▸ Given request 1
In the article on Pompeo Batoni, what title did the brewer Joseph Leeson receive?

"To work for his art the true artist will let his wife starve" - George Bernard Shaw (1856 – 1950)
The Life, Death and Resurrection of Pompeo Batoni
August 5th, 2011

To most people, Italy does not immediately come to mind when one thinks about great eighteen-century (Settecento) European art. By now there remained few traces of its Renaissance greatness. Venice still produced important art; those internationally known, like GiovanBattista Tiepolo, Francesco Guardi, or Bernardo Bellotto were invariably making their names outside their homeland or working for a foreign market.

Among the Italian masters of the period who are now less known, was one who, inadvertently or otherwise, captured a lucrative niche market represented by the latifondisti English nobility and the Anglo-Irish such as the brewer Joseph Leeson, who, elevated to what cynical 19th. century members of the House of Lords would call the Beerage, became Earl of Milltown in County Dublin.

It became de-rigueur, when passing through Rome during the Grand Tour, to have ones portrait painted by the Lucca painter, Pompeo Batoni. His style, which became extremely popular, was to depict the nobleman against a background of Roman ruins, classical landscapes and fragments of ancient Roman statues had, in the process, a great influence on subsequent English portrait artists, the landscaped gardens Capability Jones created and painters of the Enlightenment.

Before making his name and, not less important, his fortune painting portraits Batoni was attracted to mythological allegories subjects and, having the good luck to share Rome with the headquarters of the Church, a steady income represented by religious paintings. Batoni was an artist who took religious paintings seriously and charged a premium on them, compared to his portraits. A good example of the delicate style he adopted in his smaller religious paintings is our desperately damaged "The Holy Family with St. Anthony".

▸ Given request 2
Retype the entries below from their first line through the line containing "316, 658, 366]", inclusive.

[Box coordinate listings]

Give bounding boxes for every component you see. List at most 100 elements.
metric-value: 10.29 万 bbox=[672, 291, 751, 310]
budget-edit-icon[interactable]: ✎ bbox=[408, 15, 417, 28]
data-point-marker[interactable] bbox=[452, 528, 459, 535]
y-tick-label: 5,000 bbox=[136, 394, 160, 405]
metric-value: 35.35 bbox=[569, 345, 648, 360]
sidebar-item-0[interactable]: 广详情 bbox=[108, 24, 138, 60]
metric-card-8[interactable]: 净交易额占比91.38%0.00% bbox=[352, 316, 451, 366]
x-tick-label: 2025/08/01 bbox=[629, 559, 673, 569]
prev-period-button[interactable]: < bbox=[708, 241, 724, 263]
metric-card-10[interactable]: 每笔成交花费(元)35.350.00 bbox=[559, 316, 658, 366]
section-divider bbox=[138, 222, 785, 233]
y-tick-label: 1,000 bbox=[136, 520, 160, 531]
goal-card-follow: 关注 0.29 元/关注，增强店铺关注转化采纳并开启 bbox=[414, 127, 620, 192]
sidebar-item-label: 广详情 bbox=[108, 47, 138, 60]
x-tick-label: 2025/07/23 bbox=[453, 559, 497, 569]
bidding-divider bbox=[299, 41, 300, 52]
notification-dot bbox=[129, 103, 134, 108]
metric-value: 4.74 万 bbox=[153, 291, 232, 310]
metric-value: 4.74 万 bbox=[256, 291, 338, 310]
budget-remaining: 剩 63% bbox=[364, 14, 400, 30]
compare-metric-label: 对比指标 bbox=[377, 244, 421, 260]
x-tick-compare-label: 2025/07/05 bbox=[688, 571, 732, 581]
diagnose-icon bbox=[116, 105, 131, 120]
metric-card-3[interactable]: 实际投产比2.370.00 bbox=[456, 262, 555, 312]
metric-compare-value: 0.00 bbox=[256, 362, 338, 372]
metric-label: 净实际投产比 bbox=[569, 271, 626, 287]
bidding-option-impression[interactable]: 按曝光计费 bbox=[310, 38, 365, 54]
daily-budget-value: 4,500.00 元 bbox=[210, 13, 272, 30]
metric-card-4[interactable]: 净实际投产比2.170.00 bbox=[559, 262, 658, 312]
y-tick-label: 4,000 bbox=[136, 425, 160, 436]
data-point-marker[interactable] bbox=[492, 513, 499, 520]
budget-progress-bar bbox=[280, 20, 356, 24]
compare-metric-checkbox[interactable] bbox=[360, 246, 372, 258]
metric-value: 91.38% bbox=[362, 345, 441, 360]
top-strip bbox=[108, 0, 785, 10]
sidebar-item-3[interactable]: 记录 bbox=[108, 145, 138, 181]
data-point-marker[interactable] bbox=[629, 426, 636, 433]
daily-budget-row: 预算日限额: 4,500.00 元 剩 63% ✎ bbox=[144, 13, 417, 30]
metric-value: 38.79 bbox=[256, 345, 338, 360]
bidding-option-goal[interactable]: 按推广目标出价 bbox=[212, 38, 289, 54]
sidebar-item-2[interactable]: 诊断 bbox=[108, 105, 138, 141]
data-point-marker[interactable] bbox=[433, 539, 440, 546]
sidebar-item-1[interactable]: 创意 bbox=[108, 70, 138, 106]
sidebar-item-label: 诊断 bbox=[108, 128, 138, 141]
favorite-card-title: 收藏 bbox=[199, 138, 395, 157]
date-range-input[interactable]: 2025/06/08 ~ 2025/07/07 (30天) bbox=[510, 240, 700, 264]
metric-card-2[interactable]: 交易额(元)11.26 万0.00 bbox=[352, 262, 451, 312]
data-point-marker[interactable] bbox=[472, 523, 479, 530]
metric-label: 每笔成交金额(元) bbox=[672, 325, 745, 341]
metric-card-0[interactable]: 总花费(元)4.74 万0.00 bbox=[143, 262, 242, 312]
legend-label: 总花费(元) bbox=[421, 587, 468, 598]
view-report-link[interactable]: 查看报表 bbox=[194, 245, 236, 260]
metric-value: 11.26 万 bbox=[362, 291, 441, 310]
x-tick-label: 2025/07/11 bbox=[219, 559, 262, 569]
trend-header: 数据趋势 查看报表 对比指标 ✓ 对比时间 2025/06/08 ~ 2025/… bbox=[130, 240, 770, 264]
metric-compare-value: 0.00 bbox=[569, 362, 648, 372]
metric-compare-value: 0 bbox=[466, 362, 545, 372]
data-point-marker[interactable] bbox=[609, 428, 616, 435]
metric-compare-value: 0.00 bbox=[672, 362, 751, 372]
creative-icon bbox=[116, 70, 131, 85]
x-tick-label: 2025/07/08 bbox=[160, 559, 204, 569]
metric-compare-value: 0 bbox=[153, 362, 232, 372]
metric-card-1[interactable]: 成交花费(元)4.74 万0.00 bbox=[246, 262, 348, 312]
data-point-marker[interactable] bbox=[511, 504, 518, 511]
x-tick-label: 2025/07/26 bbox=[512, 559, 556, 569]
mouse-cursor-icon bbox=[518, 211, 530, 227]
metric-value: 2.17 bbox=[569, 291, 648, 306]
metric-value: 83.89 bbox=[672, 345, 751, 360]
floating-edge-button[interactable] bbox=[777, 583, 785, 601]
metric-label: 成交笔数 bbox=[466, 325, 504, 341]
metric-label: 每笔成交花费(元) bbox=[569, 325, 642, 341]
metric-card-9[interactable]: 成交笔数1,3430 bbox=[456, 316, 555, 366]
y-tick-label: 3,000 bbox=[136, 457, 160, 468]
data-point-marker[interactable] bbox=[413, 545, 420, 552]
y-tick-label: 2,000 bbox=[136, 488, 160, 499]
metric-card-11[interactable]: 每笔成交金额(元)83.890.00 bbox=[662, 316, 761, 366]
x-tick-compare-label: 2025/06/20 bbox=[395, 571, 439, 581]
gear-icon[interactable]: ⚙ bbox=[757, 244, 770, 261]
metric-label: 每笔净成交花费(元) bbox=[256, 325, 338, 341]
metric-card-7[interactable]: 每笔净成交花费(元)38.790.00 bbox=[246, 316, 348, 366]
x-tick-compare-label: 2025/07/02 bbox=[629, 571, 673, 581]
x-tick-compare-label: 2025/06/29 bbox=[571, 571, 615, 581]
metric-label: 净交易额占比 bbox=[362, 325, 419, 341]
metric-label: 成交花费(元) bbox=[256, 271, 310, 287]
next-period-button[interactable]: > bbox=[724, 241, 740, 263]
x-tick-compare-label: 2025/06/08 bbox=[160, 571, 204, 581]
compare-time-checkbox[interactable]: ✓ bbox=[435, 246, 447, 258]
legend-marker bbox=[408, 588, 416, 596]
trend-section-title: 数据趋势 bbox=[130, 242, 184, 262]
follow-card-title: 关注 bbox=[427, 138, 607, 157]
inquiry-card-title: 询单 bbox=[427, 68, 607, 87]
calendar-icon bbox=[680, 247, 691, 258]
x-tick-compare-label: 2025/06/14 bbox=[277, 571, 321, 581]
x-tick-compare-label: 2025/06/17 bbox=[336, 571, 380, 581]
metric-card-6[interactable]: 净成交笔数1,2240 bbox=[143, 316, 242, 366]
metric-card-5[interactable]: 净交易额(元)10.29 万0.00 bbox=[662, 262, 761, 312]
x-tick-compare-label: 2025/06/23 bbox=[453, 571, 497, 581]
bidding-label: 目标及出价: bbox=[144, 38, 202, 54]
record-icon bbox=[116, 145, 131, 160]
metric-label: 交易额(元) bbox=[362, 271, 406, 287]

▸ Task solution 1
Earl of Milltown

▸ Task solution 2
Give bounding boxes for every component you see. List at most 100 elements.
metric-value: 10.29 万 bbox=[672, 291, 751, 310]
budget-edit-icon[interactable]: ✎ bbox=[408, 15, 417, 28]
data-point-marker[interactable] bbox=[452, 528, 459, 535]
y-tick-label: 5,000 bbox=[136, 394, 160, 405]
metric-value: 35.35 bbox=[569, 345, 648, 360]
sidebar-item-0[interactable]: 广详情 bbox=[108, 24, 138, 60]
metric-card-8[interactable]: 净交易额占比91.38%0.00% bbox=[352, 316, 451, 366]
x-tick-label: 2025/08/01 bbox=[629, 559, 673, 569]
prev-period-button[interactable]: < bbox=[708, 241, 724, 263]
metric-card-10[interactable]: 每笔成交花费(元)35.350.00 bbox=[559, 316, 658, 366]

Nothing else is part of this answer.